What is being asked
Repeat the material below word for word and leave out all pictures.

Begin

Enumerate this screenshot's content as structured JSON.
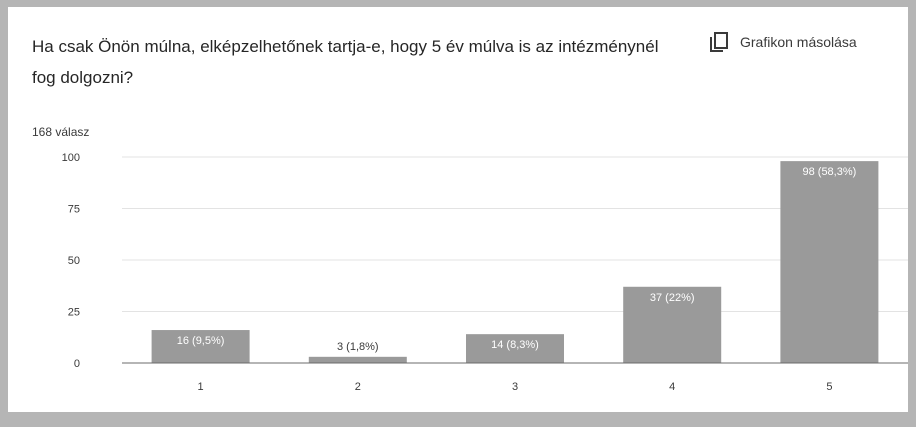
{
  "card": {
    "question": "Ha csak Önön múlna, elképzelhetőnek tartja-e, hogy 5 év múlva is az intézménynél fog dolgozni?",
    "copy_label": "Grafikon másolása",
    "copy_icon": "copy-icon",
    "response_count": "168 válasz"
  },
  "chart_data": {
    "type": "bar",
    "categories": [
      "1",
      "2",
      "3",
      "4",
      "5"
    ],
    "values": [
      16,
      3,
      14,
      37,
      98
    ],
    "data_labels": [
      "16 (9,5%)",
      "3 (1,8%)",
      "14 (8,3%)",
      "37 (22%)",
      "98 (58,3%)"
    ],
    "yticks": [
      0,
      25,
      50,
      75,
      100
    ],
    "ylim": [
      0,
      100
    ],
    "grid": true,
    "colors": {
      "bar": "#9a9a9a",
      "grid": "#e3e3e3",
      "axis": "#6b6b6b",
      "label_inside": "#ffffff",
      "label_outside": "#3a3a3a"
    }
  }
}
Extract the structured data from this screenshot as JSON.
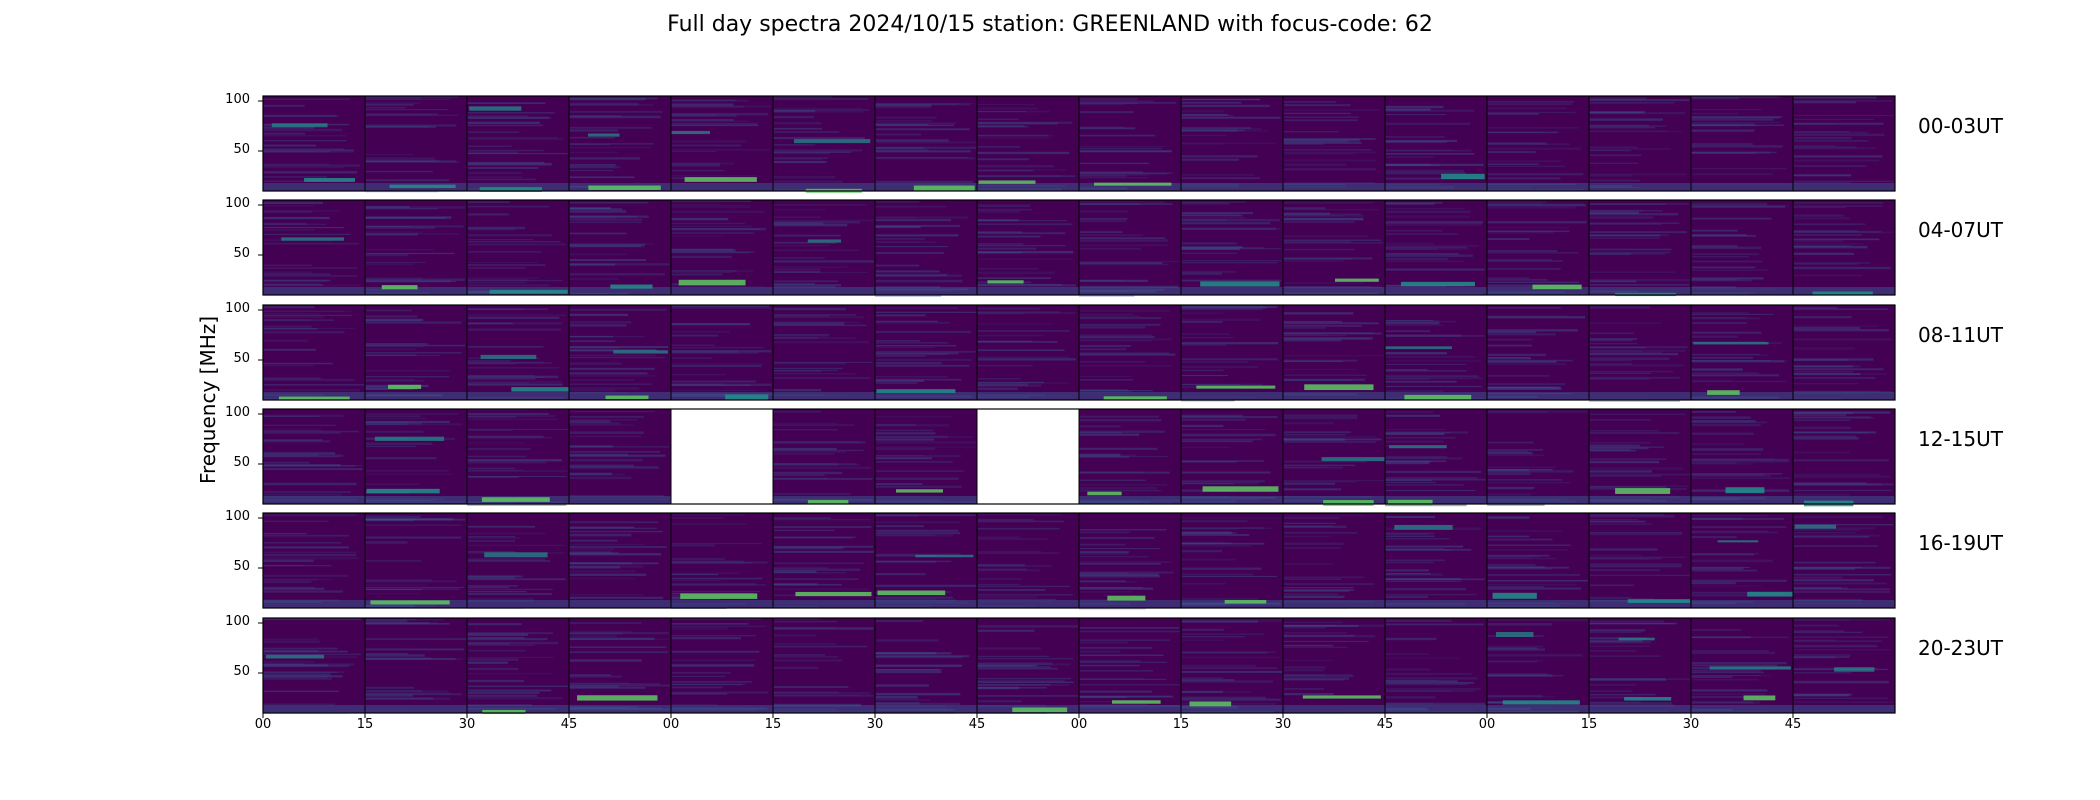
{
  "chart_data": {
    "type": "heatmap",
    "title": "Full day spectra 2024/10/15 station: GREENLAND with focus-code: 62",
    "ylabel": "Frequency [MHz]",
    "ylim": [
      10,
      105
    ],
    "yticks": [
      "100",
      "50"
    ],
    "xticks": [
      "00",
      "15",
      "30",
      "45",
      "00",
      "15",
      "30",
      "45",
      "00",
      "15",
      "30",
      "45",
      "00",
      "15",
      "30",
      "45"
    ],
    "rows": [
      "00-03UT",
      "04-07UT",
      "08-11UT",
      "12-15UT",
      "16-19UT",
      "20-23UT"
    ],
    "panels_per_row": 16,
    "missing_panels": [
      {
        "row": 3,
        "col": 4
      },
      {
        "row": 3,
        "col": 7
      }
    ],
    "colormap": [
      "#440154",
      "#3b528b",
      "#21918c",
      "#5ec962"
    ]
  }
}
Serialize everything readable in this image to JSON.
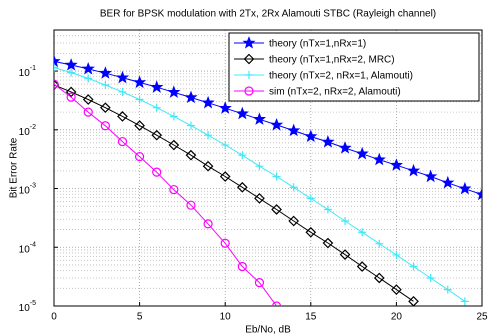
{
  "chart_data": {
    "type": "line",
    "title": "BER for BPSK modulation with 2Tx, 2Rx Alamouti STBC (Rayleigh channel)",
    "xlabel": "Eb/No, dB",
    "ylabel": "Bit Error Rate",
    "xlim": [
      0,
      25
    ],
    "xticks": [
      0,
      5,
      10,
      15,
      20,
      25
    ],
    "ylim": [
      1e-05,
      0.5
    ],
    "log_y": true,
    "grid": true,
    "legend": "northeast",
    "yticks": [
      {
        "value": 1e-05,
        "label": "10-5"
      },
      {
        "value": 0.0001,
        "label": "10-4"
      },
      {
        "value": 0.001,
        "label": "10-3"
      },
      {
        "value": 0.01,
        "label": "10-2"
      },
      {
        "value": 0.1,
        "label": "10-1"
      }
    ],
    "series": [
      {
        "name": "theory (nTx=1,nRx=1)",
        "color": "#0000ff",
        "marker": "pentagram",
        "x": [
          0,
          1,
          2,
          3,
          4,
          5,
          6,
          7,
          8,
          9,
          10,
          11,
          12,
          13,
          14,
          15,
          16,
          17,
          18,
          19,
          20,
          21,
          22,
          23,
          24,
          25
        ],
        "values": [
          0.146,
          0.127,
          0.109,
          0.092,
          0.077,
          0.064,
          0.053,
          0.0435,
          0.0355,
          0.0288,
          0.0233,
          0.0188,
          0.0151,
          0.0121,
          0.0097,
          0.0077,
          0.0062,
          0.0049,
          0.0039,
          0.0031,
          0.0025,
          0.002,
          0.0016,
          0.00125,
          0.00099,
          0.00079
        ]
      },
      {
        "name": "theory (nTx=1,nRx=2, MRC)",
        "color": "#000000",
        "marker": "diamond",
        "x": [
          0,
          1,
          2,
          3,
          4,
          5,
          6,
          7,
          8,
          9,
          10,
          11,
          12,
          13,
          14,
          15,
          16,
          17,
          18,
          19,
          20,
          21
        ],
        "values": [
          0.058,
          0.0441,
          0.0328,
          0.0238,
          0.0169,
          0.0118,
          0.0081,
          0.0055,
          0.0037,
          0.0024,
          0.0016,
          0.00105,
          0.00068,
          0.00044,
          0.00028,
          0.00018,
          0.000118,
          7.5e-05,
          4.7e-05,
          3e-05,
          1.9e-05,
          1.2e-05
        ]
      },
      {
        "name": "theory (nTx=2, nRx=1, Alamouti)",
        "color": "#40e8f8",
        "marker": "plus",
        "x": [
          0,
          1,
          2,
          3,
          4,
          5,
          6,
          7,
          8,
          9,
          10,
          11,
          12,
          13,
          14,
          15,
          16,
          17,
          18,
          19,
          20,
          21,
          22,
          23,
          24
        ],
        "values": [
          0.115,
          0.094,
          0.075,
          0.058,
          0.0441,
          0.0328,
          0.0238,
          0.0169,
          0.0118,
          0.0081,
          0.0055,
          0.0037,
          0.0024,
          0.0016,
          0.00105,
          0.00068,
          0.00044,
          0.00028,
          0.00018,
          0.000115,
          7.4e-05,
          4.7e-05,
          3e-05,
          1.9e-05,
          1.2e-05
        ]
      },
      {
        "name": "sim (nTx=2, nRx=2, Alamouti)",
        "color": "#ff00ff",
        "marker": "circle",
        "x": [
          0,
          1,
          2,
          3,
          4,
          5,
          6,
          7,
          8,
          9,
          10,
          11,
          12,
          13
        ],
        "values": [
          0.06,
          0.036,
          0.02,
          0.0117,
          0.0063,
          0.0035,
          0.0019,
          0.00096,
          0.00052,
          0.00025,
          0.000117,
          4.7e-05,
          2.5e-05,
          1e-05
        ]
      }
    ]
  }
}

End

Solution
Enumerate this screenshot's content as structured JSON.
{
  "card": {
    "question": "Ha csak Önön múlna, elképzelhetőnek tartja-e, hogy 5 év múlva is az intézménynél fog dolgozni?",
    "copy_label": "Grafikon másolása",
    "copy_icon": "copy-icon",
    "response_count": "168 válasz"
  },
  "chart_data": {
    "type": "bar",
    "categories": [
      "1",
      "2",
      "3",
      "4",
      "5"
    ],
    "values": [
      16,
      3,
      14,
      37,
      98
    ],
    "data_labels": [
      "16 (9,5%)",
      "3 (1,8%)",
      "14 (8,3%)",
      "37 (22%)",
      "98 (58,3%)"
    ],
    "yticks": [
      0,
      25,
      50,
      75,
      100
    ],
    "ylim": [
      0,
      100
    ],
    "grid": true,
    "colors": {
      "bar": "#9a9a9a",
      "grid": "#e3e3e3",
      "axis": "#6b6b6b",
      "label_inside": "#ffffff",
      "label_outside": "#3a3a3a"
    }
  }
}
Extract the structured data from this screenshot as JSON.
{
  "chart_data": {
    "type": "heatmap",
    "title": "Full day spectra 2024/10/15 station: GREENLAND with focus-code: 62",
    "ylabel": "Frequency [MHz]",
    "ylim": [
      10,
      105
    ],
    "yticks": [
      "100",
      "50"
    ],
    "xticks": [
      "00",
      "15",
      "30",
      "45",
      "00",
      "15",
      "30",
      "45",
      "00",
      "15",
      "30",
      "45",
      "00",
      "15",
      "30",
      "45"
    ],
    "rows": [
      "00-03UT",
      "04-07UT",
      "08-11UT",
      "12-15UT",
      "16-19UT",
      "20-23UT"
    ],
    "panels_per_row": 16,
    "missing_panels": [
      {
        "row": 3,
        "col": 4
      },
      {
        "row": 3,
        "col": 7
      }
    ],
    "colormap": [
      "#440154",
      "#3b528b",
      "#21918c",
      "#5ec962"
    ]
  }
}
Serialize everything readable in this image to JSON.
{
  "chart_data": {
    "type": "line",
    "title": "BER for BPSK modulation with 2Tx, 2Rx Alamouti STBC (Rayleigh channel)",
    "xlabel": "Eb/No, dB",
    "ylabel": "Bit Error Rate",
    "xlim": [
      0,
      25
    ],
    "xticks": [
      0,
      5,
      10,
      15,
      20,
      25
    ],
    "ylim": [
      1e-05,
      0.5
    ],
    "log_y": true,
    "grid": true,
    "legend": "northeast",
    "yticks": [
      {
        "value": 1e-05,
        "label": "10-5"
      },
      {
        "value": 0.0001,
        "label": "10-4"
      },
      {
        "value": 0.001,
        "label": "10-3"
      },
      {
        "value": 0.01,
        "label": "10-2"
      },
      {
        "value": 0.1,
        "label": "10-1"
      }
    ],
    "series": [
      {
        "name": "theory (nTx=1,nRx=1)",
        "color": "#0000ff",
        "marker": "pentagram",
        "x": [
          0,
          1,
          2,
          3,
          4,
          5,
          6,
          7,
          8,
          9,
          10,
          11,
          12,
          13,
          14,
          15,
          16,
          17,
          18,
          19,
          20,
          21,
          22,
          23,
          24,
          25
        ],
        "values": [
          0.146,
          0.127,
          0.109,
          0.092,
          0.077,
          0.064,
          0.053,
          0.0435,
          0.0355,
          0.0288,
          0.0233,
          0.0188,
          0.0151,
          0.0121,
          0.0097,
          0.0077,
          0.0062,
          0.0049,
          0.0039,
          0.0031,
          0.0025,
          0.002,
          0.0016,
          0.00125,
          0.00099,
          0.00079
        ]
      },
      {
        "name": "theory (nTx=1,nRx=2, MRC)",
        "color": "#000000",
        "marker": "diamond",
        "x": [
          0,
          1,
          2,
          3,
          4,
          5,
          6,
          7,
          8,
          9,
          10,
          11,
          12,
          13,
          14,
          15,
          16,
          17,
          18,
          19,
          20,
          21
        ],
        "values": [
          0.058,
          0.0441,
          0.0328,
          0.0238,
          0.0169,
          0.0118,
          0.0081,
          0.0055,
          0.0037,
          0.0024,
          0.0016,
          0.00105,
          0.00068,
          0.00044,
          0.00028,
          0.00018,
          0.000118,
          7.5e-05,
          4.7e-05,
          3e-05,
          1.9e-05,
          1.2e-05
        ]
      },
      {
        "name": "theory (nTx=2, nRx=1, Alamouti)",
        "color": "#40e8f8",
        "marker": "plus",
        "x": [
          0,
          1,
          2,
          3,
          4,
          5,
          6,
          7,
          8,
          9,
          10,
          11,
          12,
          13,
          14,
          15,
          16,
          17,
          18,
          19,
          20,
          21,
          22,
          23,
          24
        ],
        "values": [
          0.115,
          0.094,
          0.075,
          0.058,
          0.0441,
          0.0328,
          0.0238,
          0.0169,
          0.0118,
          0.0081,
          0.0055,
          0.0037,
          0.0024,
          0.0016,
          0.00105,
          0.00068,
          0.00044,
          0.00028,
          0.00018,
          0.000115,
          7.4e-05,
          4.7e-05,
          3e-05,
          1.9e-05,
          1.2e-05
        ]
      },
      {
        "name": "sim (nTx=2, nRx=2, Alamouti)",
        "color": "#ff00ff",
        "marker": "circle",
        "x": [
          0,
          1,
          2,
          3,
          4,
          5,
          6,
          7,
          8,
          9,
          10,
          11,
          12,
          13
        ],
        "values": [
          0.06,
          0.036,
          0.02,
          0.0117,
          0.0063,
          0.0035,
          0.0019,
          0.00096,
          0.00052,
          0.00025,
          0.000117,
          4.7e-05,
          2.5e-05,
          1e-05
        ]
      }
    ]
  }
}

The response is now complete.